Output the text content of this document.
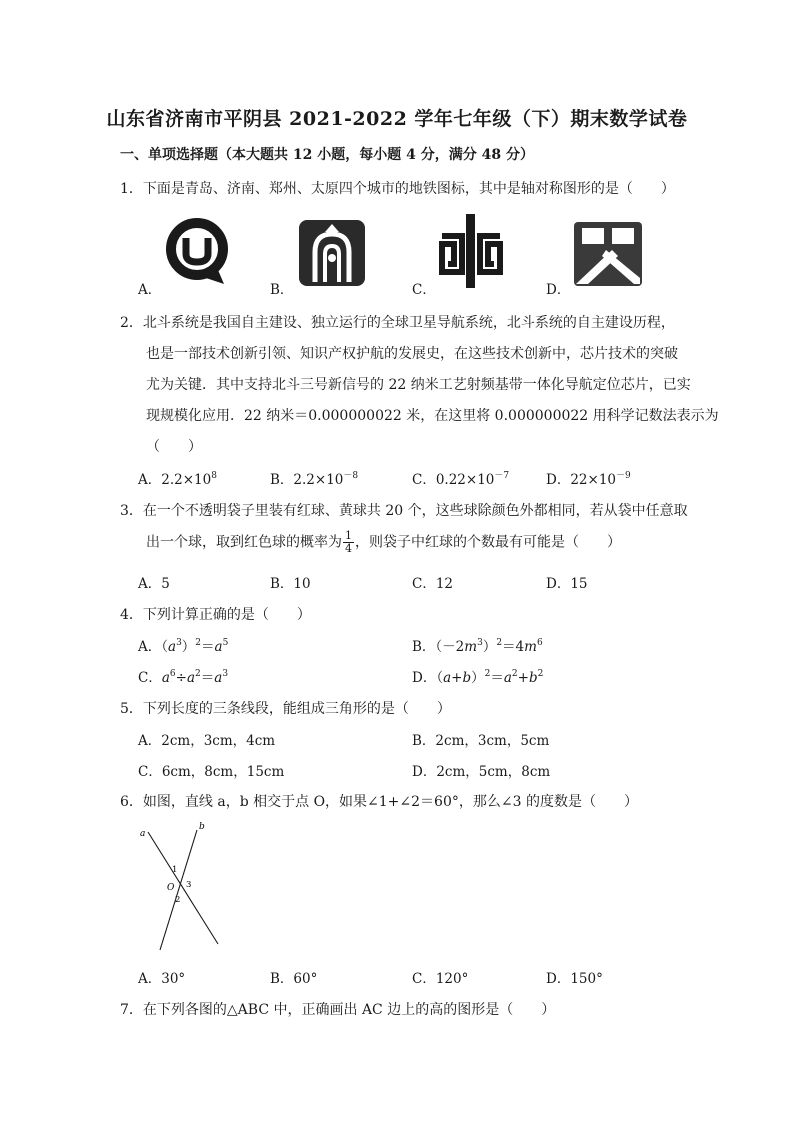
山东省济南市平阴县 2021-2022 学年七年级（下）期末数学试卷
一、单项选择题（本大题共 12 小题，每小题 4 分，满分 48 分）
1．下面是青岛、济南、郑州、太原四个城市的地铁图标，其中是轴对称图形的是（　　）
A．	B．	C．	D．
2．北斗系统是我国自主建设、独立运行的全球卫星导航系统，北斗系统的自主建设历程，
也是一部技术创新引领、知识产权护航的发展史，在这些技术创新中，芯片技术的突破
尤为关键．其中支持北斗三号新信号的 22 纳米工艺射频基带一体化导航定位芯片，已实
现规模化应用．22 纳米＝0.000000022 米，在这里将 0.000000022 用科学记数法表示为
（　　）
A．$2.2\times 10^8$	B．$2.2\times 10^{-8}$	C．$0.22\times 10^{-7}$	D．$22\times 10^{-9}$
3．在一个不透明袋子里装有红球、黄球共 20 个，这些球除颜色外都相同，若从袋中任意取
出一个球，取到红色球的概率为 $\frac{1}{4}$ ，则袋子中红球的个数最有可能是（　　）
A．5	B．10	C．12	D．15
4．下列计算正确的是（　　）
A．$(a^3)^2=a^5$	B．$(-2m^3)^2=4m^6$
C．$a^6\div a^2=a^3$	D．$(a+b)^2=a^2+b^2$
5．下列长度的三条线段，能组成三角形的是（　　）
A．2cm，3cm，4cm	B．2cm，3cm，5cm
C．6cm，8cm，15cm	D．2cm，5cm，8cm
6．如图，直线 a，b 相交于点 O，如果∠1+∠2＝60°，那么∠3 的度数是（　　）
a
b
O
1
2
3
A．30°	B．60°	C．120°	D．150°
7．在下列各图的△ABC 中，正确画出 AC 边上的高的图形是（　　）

☆ ☆ ☆ ☆ ☆

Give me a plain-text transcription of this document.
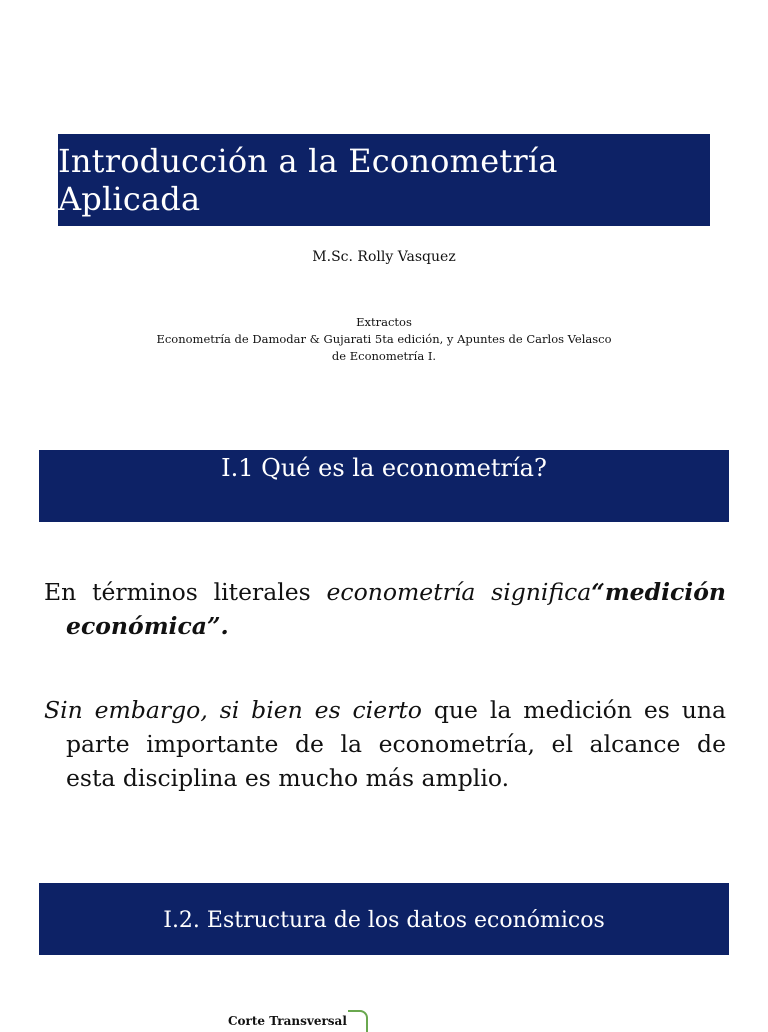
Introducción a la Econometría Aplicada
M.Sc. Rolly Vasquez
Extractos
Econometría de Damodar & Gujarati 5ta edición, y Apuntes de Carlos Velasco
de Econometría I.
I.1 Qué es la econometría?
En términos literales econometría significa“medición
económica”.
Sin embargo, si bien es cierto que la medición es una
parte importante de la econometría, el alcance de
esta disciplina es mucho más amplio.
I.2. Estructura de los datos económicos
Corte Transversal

☆ ☆ ☆ ☆ ☆

From the entries above, copy every line that holds the word "medición".

En términos literales econometría significa“medición
Sin embargo, si bien es cierto que la medición es una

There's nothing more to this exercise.